◆ REQUIREMENT
Scan the listing below for the word "arrosages" and state how many lines hold it. Write nothing but the number.

----- EXERCISE INPUT -----

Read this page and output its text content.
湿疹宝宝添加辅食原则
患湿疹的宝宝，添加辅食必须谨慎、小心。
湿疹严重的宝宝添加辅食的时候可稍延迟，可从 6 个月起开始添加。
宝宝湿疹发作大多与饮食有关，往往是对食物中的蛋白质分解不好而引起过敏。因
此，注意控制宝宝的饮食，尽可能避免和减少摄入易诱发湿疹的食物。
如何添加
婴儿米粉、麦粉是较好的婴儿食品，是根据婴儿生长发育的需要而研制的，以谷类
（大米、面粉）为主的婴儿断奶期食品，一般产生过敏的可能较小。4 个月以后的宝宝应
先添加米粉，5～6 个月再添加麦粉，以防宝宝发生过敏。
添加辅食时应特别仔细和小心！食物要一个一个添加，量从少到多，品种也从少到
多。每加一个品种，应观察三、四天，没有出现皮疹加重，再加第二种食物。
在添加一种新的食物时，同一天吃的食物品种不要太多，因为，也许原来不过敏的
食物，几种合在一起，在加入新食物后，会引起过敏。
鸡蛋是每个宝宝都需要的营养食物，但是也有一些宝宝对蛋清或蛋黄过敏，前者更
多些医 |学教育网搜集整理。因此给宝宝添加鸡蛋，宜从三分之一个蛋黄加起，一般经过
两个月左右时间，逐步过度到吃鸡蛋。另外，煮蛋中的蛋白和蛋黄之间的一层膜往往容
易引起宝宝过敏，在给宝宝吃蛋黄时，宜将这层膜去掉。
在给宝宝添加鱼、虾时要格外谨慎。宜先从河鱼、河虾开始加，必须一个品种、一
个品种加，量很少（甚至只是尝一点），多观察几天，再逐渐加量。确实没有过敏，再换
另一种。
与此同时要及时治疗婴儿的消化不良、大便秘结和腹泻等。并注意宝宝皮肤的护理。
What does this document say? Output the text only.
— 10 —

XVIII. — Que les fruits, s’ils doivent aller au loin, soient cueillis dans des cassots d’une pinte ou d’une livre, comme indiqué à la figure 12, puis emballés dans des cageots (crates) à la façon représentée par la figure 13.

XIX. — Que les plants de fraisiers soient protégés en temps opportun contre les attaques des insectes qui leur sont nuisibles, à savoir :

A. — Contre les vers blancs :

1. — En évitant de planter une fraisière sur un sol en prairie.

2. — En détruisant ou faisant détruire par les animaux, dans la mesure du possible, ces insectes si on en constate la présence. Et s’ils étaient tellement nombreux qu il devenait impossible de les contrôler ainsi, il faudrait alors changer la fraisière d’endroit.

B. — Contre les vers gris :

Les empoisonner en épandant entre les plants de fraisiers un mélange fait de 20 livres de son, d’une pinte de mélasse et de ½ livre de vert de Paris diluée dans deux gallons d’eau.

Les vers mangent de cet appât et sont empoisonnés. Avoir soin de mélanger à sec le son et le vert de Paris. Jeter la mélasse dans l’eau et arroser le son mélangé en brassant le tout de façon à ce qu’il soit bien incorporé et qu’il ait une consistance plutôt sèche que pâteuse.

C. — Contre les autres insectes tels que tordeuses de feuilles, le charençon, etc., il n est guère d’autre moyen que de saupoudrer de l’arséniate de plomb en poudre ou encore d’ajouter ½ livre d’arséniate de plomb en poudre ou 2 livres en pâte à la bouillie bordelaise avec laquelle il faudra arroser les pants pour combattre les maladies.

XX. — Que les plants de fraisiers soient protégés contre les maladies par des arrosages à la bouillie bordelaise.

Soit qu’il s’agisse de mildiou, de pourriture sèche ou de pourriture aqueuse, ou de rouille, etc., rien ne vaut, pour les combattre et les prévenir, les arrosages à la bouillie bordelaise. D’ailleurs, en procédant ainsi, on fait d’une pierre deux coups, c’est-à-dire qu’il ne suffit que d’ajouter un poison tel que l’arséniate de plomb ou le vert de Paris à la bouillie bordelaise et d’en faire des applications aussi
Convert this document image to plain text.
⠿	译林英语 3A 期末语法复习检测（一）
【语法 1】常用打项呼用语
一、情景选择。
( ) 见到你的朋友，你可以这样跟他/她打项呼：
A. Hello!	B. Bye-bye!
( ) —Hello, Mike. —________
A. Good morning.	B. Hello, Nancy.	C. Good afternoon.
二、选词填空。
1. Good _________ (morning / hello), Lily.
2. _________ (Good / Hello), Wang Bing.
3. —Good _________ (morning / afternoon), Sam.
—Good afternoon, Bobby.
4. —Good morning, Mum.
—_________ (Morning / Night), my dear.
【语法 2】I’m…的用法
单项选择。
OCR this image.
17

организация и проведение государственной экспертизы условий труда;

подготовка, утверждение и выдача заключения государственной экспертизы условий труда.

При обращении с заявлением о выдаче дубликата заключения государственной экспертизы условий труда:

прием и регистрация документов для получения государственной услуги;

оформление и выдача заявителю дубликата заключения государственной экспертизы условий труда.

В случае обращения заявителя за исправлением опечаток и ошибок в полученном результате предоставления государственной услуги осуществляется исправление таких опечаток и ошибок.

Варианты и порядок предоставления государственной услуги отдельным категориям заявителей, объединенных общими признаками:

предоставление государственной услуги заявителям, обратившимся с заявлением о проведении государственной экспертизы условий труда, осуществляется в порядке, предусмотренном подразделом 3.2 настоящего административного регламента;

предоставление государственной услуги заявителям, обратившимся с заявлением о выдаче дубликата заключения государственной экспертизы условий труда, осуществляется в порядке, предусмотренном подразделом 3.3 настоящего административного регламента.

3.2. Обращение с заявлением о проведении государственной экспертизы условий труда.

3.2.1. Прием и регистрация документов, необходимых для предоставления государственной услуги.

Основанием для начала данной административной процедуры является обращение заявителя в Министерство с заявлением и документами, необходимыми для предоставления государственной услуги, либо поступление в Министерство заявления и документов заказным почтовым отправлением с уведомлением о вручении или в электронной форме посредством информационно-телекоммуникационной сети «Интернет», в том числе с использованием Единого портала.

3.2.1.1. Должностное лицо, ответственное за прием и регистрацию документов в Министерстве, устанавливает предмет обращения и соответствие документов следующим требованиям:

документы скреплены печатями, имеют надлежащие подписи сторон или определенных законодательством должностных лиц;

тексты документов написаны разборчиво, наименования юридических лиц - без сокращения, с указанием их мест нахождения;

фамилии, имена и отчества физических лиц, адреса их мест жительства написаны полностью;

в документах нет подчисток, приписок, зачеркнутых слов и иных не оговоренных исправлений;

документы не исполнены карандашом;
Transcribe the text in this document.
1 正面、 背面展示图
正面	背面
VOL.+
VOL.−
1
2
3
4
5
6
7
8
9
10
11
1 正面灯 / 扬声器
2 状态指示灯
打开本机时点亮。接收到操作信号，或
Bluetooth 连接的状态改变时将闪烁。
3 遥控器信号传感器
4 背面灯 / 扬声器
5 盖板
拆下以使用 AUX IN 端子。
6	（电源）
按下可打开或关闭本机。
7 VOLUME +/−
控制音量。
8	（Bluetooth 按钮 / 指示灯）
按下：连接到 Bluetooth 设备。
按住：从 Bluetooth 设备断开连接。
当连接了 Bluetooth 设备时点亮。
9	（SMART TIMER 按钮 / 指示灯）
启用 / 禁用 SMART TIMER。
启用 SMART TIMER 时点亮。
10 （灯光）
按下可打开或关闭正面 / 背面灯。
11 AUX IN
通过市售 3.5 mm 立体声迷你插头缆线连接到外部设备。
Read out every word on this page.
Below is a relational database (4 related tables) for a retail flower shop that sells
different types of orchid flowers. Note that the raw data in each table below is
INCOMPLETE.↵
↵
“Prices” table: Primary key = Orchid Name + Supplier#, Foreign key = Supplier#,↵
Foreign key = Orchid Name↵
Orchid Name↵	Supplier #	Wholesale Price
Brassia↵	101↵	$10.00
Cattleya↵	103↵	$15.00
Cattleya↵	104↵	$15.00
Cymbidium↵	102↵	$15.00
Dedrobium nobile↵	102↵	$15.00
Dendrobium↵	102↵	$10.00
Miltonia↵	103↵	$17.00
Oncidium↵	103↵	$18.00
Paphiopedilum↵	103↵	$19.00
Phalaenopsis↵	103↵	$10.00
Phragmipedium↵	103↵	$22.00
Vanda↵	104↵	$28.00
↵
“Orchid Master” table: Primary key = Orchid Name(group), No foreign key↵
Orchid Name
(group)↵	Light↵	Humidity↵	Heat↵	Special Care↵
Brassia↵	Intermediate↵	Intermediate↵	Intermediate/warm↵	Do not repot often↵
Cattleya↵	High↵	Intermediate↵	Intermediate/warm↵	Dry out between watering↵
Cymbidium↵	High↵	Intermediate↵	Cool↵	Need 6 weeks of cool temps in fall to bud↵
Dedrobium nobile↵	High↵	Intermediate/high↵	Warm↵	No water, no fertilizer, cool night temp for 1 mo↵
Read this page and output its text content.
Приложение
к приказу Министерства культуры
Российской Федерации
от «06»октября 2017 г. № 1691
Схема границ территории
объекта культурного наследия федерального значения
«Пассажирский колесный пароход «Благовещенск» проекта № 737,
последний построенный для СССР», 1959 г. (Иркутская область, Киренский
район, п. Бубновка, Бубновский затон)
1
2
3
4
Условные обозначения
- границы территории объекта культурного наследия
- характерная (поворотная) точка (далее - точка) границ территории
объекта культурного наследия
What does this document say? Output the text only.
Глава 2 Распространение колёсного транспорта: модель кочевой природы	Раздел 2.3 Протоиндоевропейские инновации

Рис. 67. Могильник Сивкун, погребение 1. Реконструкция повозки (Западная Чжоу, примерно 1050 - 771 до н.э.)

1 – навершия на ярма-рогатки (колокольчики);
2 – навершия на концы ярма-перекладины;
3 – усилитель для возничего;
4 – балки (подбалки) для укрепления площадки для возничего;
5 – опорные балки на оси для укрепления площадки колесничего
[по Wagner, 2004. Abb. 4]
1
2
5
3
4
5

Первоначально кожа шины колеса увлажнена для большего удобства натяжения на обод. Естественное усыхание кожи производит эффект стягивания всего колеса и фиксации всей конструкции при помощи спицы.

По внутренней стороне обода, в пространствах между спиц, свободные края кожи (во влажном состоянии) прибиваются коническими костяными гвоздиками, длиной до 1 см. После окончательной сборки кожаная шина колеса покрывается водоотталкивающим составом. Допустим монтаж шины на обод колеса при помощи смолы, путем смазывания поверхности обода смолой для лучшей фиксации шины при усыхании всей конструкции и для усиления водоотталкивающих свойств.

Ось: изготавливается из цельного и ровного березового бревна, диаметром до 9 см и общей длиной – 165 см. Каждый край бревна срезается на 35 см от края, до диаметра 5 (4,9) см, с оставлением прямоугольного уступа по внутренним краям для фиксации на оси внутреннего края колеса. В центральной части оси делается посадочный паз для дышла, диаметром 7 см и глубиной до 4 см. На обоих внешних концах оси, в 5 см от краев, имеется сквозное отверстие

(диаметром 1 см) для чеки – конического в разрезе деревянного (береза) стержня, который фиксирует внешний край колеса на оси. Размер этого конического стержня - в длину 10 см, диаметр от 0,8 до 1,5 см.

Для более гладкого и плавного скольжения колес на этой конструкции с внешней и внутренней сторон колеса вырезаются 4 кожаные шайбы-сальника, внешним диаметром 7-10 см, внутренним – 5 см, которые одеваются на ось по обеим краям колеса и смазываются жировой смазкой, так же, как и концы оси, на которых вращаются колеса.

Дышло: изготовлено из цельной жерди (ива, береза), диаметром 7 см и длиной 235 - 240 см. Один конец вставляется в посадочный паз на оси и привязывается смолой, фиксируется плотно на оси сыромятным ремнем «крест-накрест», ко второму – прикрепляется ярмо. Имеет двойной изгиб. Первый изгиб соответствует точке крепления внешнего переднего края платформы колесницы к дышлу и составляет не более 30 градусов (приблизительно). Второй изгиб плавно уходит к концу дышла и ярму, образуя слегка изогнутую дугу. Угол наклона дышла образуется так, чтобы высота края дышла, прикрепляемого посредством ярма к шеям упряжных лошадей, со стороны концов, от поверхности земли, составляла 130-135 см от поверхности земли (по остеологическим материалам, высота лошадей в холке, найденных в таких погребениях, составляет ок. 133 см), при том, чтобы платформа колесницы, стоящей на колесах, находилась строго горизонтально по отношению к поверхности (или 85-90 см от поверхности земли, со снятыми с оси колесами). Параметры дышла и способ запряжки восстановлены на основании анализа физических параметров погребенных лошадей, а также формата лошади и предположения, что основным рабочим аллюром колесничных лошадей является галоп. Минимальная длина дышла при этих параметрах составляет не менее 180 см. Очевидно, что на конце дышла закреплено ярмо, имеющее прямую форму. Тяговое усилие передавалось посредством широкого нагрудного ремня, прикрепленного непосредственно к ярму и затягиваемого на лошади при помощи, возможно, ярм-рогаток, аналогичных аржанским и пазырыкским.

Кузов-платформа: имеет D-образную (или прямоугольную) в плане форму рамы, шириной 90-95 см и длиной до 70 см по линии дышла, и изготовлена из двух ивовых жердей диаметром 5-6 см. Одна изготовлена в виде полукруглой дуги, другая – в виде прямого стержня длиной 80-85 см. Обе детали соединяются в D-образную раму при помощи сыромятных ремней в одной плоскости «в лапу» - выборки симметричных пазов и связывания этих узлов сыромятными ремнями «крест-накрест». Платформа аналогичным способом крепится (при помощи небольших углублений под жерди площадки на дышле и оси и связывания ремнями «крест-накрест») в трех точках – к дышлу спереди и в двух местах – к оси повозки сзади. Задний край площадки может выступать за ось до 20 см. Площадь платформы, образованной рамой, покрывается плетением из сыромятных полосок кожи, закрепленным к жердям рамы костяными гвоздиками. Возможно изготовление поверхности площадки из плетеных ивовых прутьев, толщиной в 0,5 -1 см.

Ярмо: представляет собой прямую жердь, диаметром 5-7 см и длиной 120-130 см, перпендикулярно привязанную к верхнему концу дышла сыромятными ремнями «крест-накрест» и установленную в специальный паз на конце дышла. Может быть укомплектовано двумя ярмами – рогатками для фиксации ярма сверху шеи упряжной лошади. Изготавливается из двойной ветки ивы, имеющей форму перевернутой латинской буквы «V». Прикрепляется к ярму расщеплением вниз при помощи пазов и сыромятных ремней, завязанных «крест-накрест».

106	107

-----

◆ OUTPUT OF THE TASK
2